DATA PROVIDED
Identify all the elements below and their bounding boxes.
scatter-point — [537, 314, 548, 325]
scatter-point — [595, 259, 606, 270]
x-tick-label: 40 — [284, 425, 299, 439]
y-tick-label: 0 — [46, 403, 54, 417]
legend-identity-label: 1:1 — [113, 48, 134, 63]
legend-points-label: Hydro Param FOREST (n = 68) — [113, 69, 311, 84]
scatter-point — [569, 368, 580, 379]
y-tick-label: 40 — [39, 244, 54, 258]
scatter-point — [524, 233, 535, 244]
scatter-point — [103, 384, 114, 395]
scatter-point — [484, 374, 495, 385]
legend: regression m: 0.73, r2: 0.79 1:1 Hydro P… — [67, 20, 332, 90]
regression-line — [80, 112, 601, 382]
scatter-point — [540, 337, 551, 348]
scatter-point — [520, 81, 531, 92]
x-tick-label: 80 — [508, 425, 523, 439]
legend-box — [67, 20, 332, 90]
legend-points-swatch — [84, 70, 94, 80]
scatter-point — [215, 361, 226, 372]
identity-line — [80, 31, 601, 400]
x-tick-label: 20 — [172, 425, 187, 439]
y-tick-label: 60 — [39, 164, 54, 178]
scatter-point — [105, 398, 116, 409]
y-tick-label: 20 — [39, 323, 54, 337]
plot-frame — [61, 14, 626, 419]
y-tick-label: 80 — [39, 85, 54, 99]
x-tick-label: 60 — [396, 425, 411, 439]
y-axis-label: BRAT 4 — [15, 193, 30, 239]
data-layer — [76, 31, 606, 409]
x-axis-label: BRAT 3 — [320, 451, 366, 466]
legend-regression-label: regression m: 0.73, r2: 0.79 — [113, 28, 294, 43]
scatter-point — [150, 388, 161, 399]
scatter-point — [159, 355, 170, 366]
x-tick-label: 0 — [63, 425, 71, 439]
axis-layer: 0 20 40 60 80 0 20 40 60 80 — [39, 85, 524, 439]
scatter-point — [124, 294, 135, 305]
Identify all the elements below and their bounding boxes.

* * *

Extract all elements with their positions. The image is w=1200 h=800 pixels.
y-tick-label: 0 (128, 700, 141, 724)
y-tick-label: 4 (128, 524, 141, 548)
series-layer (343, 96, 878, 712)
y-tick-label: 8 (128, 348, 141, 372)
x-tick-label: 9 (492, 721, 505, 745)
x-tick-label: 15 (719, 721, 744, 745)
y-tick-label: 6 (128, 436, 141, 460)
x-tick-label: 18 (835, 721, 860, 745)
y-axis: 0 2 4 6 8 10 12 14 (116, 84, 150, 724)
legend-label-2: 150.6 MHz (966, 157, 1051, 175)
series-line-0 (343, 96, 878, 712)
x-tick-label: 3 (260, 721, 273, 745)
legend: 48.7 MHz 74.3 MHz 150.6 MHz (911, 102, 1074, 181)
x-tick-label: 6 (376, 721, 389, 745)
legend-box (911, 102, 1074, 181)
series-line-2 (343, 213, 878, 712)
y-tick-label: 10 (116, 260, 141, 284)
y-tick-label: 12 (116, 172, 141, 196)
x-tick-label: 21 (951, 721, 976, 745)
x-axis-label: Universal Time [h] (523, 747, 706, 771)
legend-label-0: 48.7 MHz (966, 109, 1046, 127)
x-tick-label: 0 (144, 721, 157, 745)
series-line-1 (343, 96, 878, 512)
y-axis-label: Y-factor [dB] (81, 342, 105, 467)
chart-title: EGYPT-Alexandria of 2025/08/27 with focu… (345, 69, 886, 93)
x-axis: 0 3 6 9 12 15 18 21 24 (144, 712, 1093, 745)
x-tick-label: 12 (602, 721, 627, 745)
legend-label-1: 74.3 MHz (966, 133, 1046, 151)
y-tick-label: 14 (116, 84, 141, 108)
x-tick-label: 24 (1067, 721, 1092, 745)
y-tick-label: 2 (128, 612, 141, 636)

==

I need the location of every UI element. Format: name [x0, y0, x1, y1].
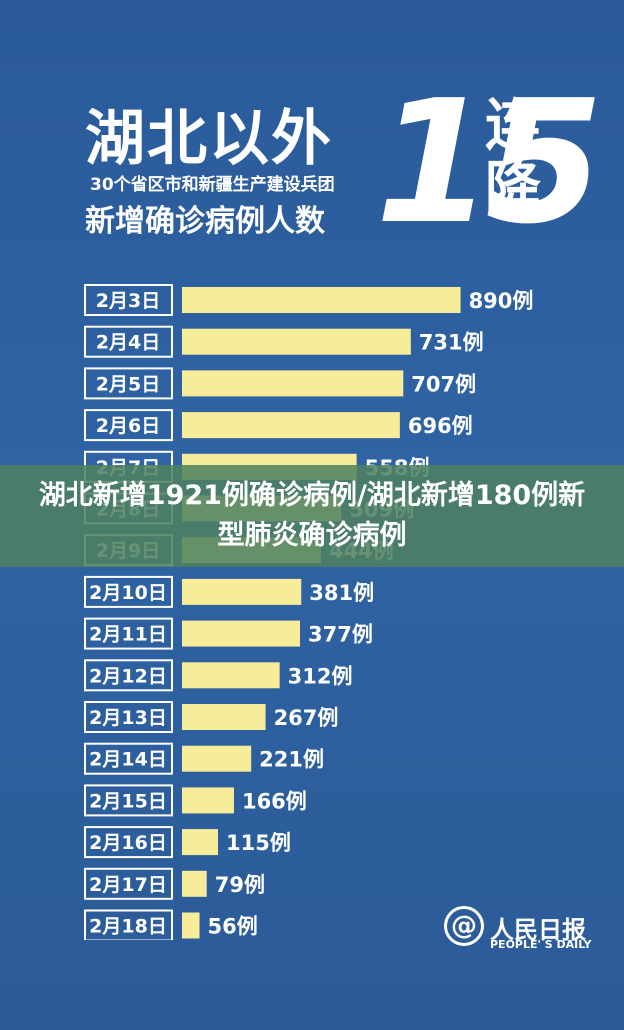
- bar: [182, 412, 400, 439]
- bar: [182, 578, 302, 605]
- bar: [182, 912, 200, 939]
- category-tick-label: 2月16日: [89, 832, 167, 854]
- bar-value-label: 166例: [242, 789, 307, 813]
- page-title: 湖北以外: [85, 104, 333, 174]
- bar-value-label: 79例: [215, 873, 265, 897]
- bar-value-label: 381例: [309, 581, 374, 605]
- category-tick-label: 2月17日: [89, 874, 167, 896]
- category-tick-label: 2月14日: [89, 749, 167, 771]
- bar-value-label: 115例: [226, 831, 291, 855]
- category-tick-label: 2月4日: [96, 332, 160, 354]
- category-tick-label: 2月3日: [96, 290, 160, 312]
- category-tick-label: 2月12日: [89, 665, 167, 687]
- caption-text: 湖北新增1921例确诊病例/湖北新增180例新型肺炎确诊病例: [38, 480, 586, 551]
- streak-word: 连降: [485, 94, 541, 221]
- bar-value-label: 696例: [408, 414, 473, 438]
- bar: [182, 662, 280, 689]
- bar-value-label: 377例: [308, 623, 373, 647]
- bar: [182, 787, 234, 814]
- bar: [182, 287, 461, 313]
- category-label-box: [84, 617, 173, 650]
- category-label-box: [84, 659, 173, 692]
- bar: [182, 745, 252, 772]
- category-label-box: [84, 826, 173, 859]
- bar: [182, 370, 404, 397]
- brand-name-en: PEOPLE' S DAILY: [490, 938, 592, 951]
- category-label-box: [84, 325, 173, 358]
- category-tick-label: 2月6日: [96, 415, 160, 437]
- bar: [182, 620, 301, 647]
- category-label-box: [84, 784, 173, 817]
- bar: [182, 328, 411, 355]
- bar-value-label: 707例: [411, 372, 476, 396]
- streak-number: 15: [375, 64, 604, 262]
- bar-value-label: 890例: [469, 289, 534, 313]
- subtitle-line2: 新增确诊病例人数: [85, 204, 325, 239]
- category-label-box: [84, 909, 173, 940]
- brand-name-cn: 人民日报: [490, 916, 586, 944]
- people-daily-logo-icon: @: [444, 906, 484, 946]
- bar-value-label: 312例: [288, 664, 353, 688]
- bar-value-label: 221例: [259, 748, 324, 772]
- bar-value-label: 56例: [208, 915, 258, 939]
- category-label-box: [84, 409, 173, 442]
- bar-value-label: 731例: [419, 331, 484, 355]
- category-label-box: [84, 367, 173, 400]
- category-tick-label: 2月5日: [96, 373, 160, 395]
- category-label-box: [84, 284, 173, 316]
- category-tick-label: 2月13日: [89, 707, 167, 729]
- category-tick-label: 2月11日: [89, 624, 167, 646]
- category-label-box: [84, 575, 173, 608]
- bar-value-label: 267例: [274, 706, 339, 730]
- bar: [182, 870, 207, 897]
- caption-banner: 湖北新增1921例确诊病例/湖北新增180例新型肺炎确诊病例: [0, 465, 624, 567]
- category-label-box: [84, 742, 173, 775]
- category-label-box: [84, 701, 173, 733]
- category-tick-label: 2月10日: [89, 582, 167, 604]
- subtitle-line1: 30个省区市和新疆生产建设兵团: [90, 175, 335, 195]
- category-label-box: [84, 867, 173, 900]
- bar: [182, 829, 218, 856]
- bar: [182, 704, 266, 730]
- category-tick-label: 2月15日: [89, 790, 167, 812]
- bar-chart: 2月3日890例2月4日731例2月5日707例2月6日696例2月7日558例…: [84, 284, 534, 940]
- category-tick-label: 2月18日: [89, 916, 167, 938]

PROBLEM STATEMENT
Rewrite the rows from the line containing "- bar: [182, 412, 400, 439]" through the line containing "- category-label-box: [84, 659, 173, 692]", replacing "category-tick-label" with "date-label" and changing nothing else.

REPLY
- bar: [182, 412, 400, 439]
- bar: [182, 578, 302, 605]
- bar: [182, 912, 200, 939]
- date-label: 2月16日: [89, 832, 167, 854]
- bar-value-label: 166例: [242, 789, 307, 813]
- page-title: 湖北以外: [85, 104, 333, 174]
- bar-value-label: 79例: [215, 873, 265, 897]
- bar-value-label: 381例: [309, 581, 374, 605]
- date-label: 2月17日: [89, 874, 167, 896]
- date-label: 2月14日: [89, 749, 167, 771]
- bar-value-label: 115例: [226, 831, 291, 855]
- date-label: 2月4日: [96, 332, 160, 354]
- date-label: 2月3日: [96, 290, 160, 312]
- date-label: 2月12日: [89, 665, 167, 687]
- caption-text: 湖北新增1921例确诊病例/湖北新增180例新型肺炎确诊病例: [38, 480, 586, 551]
- streak-word: 连降: [485, 94, 541, 221]
- bar-value-label: 696例: [408, 414, 473, 438]
- bar: [182, 662, 280, 689]
- bar-value-label: 377例: [308, 623, 373, 647]
- bar: [182, 787, 234, 814]
- bar: [182, 287, 461, 313]
- category-label-box: [84, 617, 173, 650]
- category-label-box: [84, 659, 173, 692]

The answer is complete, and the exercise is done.